◆ **Short problem**: Using the entries below, transcribe exactly the line containing "What's the underlying" and each line that follows it to the end.

※ ※ ※

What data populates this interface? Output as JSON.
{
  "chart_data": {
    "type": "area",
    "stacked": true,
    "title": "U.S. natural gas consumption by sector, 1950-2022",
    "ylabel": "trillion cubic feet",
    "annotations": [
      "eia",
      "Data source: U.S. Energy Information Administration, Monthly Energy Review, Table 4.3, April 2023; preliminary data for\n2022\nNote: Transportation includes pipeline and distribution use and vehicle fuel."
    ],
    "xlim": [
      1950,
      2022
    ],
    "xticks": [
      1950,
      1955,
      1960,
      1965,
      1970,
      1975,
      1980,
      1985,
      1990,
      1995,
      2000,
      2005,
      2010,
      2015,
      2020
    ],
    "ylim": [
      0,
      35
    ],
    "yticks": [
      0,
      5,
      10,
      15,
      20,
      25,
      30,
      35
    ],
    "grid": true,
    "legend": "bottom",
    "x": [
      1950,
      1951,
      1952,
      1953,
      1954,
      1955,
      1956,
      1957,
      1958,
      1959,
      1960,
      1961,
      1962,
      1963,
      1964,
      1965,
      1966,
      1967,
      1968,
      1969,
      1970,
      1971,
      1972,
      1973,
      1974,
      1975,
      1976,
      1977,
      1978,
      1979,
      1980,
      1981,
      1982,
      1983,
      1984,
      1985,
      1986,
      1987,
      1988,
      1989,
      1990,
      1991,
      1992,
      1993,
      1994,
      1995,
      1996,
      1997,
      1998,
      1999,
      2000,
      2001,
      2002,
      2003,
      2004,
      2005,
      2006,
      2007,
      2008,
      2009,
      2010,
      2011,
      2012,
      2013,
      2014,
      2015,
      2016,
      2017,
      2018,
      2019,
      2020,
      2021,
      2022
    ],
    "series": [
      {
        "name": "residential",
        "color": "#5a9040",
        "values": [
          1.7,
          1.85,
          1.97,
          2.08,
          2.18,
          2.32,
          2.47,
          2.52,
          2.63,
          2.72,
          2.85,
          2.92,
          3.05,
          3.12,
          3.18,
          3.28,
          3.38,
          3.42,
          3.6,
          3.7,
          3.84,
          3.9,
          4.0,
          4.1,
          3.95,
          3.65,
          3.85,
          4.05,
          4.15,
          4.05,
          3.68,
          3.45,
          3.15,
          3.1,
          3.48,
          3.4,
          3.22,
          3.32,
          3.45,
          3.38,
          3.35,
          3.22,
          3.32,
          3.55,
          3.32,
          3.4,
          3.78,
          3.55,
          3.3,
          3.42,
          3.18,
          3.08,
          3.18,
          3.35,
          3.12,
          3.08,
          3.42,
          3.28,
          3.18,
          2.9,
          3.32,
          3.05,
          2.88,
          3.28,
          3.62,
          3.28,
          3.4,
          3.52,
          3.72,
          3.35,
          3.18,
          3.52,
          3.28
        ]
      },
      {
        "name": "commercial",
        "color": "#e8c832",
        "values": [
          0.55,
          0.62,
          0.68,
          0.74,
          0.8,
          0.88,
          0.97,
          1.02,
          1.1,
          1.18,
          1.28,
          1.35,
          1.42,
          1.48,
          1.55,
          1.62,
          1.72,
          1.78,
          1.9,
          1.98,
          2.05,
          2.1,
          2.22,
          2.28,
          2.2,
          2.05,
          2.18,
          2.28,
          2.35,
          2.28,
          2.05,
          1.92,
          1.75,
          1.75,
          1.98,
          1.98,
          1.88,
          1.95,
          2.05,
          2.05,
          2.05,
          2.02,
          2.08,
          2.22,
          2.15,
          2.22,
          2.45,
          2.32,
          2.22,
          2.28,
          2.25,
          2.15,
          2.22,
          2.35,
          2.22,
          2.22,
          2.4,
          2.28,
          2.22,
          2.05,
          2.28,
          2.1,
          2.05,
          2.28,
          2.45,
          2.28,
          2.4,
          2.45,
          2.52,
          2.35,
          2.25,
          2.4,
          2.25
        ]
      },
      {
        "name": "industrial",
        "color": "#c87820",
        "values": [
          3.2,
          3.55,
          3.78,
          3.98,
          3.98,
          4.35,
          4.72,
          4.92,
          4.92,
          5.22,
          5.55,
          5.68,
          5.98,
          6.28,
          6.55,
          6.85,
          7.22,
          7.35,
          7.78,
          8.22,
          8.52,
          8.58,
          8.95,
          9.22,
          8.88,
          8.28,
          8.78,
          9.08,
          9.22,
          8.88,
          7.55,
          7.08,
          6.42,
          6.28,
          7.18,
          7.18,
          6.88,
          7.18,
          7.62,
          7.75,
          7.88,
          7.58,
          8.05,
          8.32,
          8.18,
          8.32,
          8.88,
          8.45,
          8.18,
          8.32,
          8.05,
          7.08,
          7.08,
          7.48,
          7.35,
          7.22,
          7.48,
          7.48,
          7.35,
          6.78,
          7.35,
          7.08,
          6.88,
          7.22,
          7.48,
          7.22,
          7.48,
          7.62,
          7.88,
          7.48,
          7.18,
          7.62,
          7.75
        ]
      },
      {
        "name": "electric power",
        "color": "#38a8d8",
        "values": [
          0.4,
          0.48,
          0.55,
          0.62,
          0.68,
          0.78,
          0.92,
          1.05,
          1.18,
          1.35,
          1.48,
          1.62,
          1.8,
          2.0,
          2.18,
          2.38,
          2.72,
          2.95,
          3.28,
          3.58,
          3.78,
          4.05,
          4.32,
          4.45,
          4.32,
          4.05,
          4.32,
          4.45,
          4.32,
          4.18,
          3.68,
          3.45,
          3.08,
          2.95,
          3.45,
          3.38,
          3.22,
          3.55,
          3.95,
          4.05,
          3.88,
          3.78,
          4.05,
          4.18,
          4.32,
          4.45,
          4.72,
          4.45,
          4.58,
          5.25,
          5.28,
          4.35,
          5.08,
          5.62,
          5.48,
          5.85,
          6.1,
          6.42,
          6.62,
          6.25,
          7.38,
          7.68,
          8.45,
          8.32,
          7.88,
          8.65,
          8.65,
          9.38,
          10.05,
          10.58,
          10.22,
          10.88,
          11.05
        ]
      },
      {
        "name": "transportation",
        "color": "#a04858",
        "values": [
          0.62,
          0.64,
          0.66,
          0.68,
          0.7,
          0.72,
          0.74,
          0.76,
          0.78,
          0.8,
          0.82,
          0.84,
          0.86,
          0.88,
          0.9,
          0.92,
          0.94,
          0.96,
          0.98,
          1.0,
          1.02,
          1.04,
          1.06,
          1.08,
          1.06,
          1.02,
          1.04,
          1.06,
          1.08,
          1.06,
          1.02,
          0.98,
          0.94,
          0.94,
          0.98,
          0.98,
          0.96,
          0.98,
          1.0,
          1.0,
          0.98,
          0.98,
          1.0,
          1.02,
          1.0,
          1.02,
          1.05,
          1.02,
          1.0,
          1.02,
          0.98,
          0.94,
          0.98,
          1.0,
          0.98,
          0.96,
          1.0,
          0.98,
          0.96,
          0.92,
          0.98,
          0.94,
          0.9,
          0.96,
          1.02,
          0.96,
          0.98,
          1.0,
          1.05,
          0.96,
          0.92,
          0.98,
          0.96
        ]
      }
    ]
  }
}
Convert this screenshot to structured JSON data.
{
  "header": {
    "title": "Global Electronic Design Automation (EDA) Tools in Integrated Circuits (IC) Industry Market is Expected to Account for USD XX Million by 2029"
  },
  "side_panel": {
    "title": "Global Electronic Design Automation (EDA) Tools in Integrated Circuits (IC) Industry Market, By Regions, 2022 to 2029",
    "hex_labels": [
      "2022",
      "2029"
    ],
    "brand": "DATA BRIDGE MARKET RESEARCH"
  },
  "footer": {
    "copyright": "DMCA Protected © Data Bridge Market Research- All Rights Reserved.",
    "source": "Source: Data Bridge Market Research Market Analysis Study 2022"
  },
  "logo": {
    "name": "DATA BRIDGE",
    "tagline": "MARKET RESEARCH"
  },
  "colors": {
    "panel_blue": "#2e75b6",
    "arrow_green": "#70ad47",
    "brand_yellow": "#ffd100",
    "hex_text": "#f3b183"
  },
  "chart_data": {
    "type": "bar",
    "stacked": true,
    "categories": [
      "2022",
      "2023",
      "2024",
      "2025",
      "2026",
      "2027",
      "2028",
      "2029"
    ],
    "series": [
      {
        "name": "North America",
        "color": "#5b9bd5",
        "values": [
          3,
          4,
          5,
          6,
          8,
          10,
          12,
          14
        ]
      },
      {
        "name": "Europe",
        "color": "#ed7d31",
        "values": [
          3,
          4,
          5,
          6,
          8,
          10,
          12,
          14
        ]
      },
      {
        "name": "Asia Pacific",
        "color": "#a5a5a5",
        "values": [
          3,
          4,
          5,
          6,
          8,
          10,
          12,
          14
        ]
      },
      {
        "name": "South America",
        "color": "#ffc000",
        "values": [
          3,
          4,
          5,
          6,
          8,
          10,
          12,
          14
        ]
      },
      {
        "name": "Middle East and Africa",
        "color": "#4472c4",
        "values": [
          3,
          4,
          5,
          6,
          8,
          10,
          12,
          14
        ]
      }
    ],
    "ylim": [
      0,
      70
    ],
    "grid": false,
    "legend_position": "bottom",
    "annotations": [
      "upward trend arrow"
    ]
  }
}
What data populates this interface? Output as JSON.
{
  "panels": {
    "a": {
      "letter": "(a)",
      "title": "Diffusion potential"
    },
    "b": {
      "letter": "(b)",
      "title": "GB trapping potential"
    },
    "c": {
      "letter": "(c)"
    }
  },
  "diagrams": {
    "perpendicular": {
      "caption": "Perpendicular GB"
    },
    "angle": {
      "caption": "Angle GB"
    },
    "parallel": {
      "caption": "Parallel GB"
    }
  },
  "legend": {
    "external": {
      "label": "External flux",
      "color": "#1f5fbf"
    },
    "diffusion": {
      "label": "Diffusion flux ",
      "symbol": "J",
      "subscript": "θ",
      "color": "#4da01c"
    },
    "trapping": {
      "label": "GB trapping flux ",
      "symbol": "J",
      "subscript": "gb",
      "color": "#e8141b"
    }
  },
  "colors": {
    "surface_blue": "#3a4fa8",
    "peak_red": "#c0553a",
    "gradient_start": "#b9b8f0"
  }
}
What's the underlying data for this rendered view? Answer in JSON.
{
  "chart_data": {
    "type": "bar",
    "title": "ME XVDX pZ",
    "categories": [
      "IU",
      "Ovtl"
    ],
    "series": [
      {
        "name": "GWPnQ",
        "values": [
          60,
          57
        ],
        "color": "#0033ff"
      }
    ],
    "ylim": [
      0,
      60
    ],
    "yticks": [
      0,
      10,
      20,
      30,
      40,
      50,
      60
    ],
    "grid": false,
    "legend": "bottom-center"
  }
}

※ ※ ※

◆ **Written answer**:
What's the underlying data for this rendered view? Answer in JSON.
{
  "chart_data": {
    "type": "bar",
    "title": "ME XVDX pZ",
    "categories": [
      "IU",
      "Ovtl"
    ],
    "series": [
      {
        "name": "GWPnQ",
        "values": [
          60,
          57
        ],
        "color": "#0033ff"
      }
    ],
    "ylim": [
      0,
      60
    ],
    "yticks": [
      0,
      10,
      20,
      30,
      40,
      50,
      60
    ],
    "grid": false,
    "legend": "bottom-center"
  }
}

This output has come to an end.